# Provided records

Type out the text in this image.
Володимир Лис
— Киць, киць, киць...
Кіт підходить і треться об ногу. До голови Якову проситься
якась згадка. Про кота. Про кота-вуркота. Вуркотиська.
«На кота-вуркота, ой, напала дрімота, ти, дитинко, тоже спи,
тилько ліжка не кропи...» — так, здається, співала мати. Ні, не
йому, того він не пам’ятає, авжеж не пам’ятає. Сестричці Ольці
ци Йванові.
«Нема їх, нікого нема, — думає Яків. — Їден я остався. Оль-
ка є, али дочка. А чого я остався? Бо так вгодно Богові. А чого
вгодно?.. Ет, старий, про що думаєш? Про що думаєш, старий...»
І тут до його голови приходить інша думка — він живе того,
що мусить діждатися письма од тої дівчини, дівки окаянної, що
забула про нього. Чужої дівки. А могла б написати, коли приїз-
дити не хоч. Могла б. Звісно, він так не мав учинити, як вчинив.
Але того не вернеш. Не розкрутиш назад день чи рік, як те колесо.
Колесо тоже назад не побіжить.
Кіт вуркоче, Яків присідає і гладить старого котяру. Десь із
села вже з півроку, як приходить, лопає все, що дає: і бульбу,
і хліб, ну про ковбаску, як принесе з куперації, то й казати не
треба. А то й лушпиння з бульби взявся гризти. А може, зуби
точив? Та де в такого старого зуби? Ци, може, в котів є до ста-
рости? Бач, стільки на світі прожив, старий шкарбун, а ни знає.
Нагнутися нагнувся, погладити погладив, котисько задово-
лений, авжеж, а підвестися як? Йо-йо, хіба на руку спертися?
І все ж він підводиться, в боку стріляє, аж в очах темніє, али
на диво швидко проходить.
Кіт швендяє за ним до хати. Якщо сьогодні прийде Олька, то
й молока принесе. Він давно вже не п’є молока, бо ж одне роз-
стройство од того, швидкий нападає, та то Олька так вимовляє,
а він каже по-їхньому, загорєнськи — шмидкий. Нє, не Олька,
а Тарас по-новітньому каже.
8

# Aim of the task
From the listing, copy each line containing the word "вуркота".

# Answer to the problem
якась згадка. Про кота. Про кота-вуркота. Вуркотиська.
«На кота-вуркота, ой, напала дрімота, ти, дитинко, тоже спи,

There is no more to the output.